— Begin EXERCISE MATERIALS —

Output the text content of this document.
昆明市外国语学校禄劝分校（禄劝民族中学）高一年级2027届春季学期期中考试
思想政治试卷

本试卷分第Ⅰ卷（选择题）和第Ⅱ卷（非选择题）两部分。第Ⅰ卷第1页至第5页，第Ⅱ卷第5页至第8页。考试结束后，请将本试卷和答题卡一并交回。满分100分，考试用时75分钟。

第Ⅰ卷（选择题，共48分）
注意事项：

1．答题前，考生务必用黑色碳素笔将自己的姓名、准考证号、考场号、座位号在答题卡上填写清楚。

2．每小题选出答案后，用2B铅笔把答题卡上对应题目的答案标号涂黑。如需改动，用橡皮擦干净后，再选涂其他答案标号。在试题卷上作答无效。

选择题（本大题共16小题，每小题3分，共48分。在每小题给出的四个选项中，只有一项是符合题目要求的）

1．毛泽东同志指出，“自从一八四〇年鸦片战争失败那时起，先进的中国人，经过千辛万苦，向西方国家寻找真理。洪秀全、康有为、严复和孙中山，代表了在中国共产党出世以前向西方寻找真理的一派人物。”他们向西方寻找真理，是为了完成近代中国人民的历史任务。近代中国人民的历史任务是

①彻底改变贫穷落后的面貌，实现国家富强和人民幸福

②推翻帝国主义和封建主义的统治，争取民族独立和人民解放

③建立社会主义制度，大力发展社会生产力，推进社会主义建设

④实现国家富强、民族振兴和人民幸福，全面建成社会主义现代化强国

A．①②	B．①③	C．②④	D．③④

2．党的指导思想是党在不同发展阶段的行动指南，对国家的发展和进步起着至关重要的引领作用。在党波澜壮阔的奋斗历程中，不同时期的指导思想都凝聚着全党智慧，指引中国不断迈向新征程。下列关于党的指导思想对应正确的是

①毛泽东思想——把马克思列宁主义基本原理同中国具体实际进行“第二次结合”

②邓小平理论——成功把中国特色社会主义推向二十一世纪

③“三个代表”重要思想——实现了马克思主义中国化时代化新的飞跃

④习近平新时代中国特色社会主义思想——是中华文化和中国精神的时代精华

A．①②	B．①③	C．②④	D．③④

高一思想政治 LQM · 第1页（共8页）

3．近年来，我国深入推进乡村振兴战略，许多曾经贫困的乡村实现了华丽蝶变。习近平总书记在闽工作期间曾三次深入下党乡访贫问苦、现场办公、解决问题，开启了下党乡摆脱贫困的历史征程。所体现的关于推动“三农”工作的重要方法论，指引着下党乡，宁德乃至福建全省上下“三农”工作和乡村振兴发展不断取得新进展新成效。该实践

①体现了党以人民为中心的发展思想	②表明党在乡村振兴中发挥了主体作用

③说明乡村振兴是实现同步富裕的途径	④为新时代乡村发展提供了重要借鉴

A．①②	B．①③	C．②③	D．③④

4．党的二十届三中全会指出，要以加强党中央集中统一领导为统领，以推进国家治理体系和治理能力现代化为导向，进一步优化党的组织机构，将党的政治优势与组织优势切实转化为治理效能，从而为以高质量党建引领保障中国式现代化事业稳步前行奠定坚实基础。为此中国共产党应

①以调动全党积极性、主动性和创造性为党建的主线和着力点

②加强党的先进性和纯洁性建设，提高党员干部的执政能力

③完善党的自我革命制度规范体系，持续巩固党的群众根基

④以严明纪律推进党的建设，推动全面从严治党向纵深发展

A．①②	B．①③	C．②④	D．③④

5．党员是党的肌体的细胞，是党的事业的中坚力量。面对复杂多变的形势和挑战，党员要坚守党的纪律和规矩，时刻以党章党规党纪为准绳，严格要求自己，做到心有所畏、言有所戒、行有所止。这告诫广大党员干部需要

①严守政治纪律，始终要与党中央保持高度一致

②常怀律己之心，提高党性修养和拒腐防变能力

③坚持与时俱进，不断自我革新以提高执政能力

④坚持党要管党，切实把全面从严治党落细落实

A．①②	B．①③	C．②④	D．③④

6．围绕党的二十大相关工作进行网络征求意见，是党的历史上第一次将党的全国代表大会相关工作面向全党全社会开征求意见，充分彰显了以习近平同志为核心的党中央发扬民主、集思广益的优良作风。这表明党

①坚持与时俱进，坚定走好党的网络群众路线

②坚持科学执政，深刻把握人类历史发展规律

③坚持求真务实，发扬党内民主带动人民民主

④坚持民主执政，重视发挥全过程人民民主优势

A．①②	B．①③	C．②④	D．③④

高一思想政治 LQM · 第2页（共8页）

— End EXERCISE MATERIALS —

*WORK TO COMPLETE*. Every record above should be output exactly.

*WRITTEN SOLUTION*.
Output the text content of this document.
昆明市外国语学校禄劝分校（禄劝民族中学）高一年级2027届春季学期期中考试
思想政治试卷

本试卷分第Ⅰ卷（选择题）和第Ⅱ卷（非选择题）两部分。第Ⅰ卷第1页至第5页，第Ⅱ卷第5页至第8页。考试结束后，请将本试卷和答题卡一并交回。满分100分，考试用时75分钟。

第Ⅰ卷（选择题，共48分）
注意事项：

1．答题前，考生务必用黑色碳素笔将自己的姓名、准考证号、考场号、座位号在答题卡上填写清楚。

2．每小题选出答案后，用2B铅笔把答题卡上对应题目的答案标号涂黑。如需改动，用橡皮擦干净后，再选涂其他答案标号。在试题卷上作答无效。

选择题（本大题共16小题，每小题3分，共48分。在每小题给出的四个选项中，只有一项是符合题目要求的）

1．毛泽东同志指出，“自从一八四〇年鸦片战争失败那时起，先进的中国人，经过千辛万苦，向西方国家寻找真理。洪秀全、康有为、严复和孙中山，代表了在中国共产党出世以前向西方寻找真理的一派人物。”他们向西方寻找真理，是为了完成近代中国人民的历史任务。近代中国人民的历史任务是

①彻底改变贫穷落后的面貌，实现国家富强和人民幸福

②推翻帝国主义和封建主义的统治，争取民族独立和人民解放

③建立社会主义制度，大力发展社会生产力，推进社会主义建设

④实现国家富强、民族振兴和人民幸福，全面建成社会主义现代化强国

A．①②	B．①③	C．②④	D．③④

2．党的指导思想是党在不同发展阶段的行动指南，对国家的发展和进步起着至关重要的引领作用。在党波澜壮阔的奋斗历程中，不同时期的指导思想都凝聚着全党智慧，指引中国不断迈向新征程。下列关于党的指导思想对应正确的是

①毛泽东思想——把马克思列宁主义基本原理同中国具体实际进行“第二次结合”

②邓小平理论——成功把中国特色社会主义推向二十一世纪

③“三个代表”重要思想——实现了马克思主义中国化时代化新的飞跃

④习近平新时代中国特色社会主义思想——是中华文化和中国精神的时代精华

A．①②	B．①③	C．②④	D．③④

高一思想政治 LQM · 第1页（共8页）

3．近年来，我国深入推进乡村振兴战略，许多曾经贫困的乡村实现了华丽蝶变。习近平总书记在闽工作期间曾三次深入下党乡访贫问苦、现场办公、解决问题，开启了下党乡摆脱贫困的历史征程。所体现的关于推动“三农”工作的重要方法论，指引着下党乡，宁德乃至福建全省上下“三农”工作和乡村振兴发展不断取得新进展新成效。该实践

①体现了党以人民为中心的发展思想	②表明党在乡村振兴中发挥了主体作用

③说明乡村振兴是实现同步富裕的途径	④为新时代乡村发展提供了重要借鉴

A．①②	B．①③	C．②③	D．③④

4．党的二十届三中全会指出，要以加强党中央集中统一领导为统领，以推进国家治理体系和治理能力现代化为导向，进一步优化党的组织机构，将党的政治优势与组织优势切实转化为治理效能，从而为以高质量党建引领保障中国式现代化事业稳步前行奠定坚实基础。为此中国共产党应

①以调动全党积极性、主动性和创造性为党建的主线和着力点

②加强党的先进性和纯洁性建设，提高党员干部的执政能力

③完善党的自我革命制度规范体系，持续巩固党的群众根基

④以严明纪律推进党的建设，推动全面从严治党向纵深发展

A．①②	B．①③	C．②④	D．③④

5．党员是党的肌体的细胞，是党的事业的中坚力量。面对复杂多变的形势和挑战，党员要坚守党的纪律和规矩，时刻以党章党规党纪为准绳，严格要求自己，做到心有所畏、言有所戒、行有所止。这告诫广大党员干部需要

①严守政治纪律，始终要与党中央保持高度一致

②常怀律己之心，提高党性修养和拒腐防变能力

③坚持与时俱进，不断自我革新以提高执政能力

④坚持党要管党，切实把全面从严治党落细落实

A．①②	B．①③	C．②④	D．③④

6．围绕党的二十大相关工作进行网络征求意见，是党的历史上第一次将党的全国代表大会相关工作面向全党全社会开征求意见，充分彰显了以习近平同志为核心的党中央发扬民主、集思广益的优良作风。这表明党

①坚持与时俱进，坚定走好党的网络群众路线

②坚持科学执政，深刻把握人类历史发展规律

③坚持求真务实，发扬党内民主带动人民民主

④坚持民主执政，重视发挥全过程人民民主优势

A．①②	B．①③	C．②④	D．③④

高一思想政治 LQM · 第2页（共8页）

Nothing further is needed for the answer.